Request ▸
Search the material below for the word "page". Copy every line that has it.
□ □ □
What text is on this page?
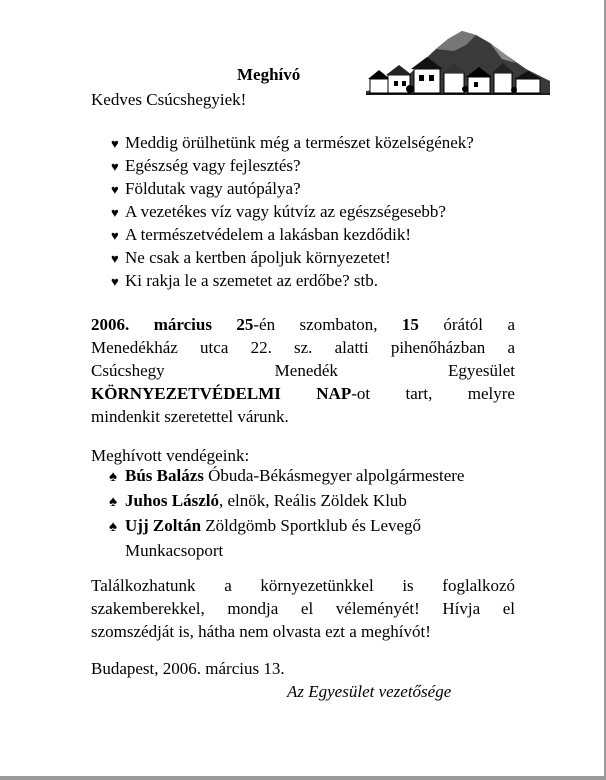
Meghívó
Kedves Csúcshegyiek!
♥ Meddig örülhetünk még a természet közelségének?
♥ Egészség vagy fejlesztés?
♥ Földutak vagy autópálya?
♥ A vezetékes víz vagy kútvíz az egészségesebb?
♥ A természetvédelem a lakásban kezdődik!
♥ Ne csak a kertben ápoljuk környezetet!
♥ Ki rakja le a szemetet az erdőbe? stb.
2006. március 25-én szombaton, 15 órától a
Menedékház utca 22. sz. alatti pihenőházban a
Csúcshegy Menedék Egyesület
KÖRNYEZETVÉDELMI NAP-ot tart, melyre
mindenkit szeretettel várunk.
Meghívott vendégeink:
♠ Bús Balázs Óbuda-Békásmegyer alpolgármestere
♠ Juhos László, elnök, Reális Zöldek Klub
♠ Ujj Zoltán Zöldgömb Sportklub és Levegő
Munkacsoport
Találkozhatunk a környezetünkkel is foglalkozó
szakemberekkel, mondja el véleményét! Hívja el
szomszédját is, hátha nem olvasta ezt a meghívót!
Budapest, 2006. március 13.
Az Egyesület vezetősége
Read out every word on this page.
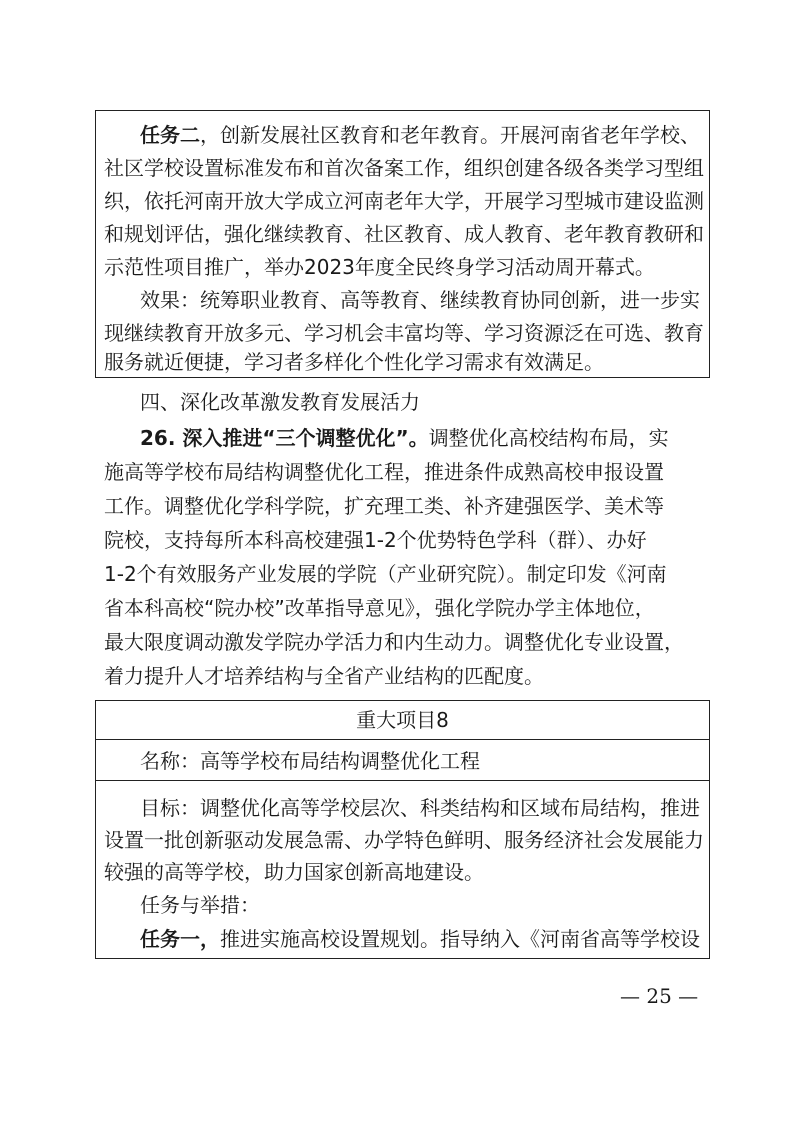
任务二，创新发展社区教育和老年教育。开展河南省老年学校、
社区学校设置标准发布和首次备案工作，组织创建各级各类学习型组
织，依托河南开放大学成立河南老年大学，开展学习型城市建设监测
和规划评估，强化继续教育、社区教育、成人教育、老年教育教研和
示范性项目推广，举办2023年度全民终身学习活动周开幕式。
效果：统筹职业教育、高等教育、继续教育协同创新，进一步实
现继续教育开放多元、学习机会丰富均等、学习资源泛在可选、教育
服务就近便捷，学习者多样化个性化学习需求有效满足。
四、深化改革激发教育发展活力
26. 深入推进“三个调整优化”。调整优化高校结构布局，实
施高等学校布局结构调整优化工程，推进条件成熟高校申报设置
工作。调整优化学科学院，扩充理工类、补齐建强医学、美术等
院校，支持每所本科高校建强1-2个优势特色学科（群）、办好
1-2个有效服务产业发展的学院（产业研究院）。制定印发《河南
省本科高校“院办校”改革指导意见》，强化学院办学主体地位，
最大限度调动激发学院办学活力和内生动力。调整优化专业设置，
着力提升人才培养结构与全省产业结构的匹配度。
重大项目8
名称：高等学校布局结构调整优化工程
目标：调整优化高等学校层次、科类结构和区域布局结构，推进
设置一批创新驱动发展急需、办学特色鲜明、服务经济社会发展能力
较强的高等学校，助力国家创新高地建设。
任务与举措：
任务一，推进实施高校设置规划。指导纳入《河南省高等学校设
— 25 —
□ □ □
Problem solution ▸
What text is on this page?
Read out every word on this page.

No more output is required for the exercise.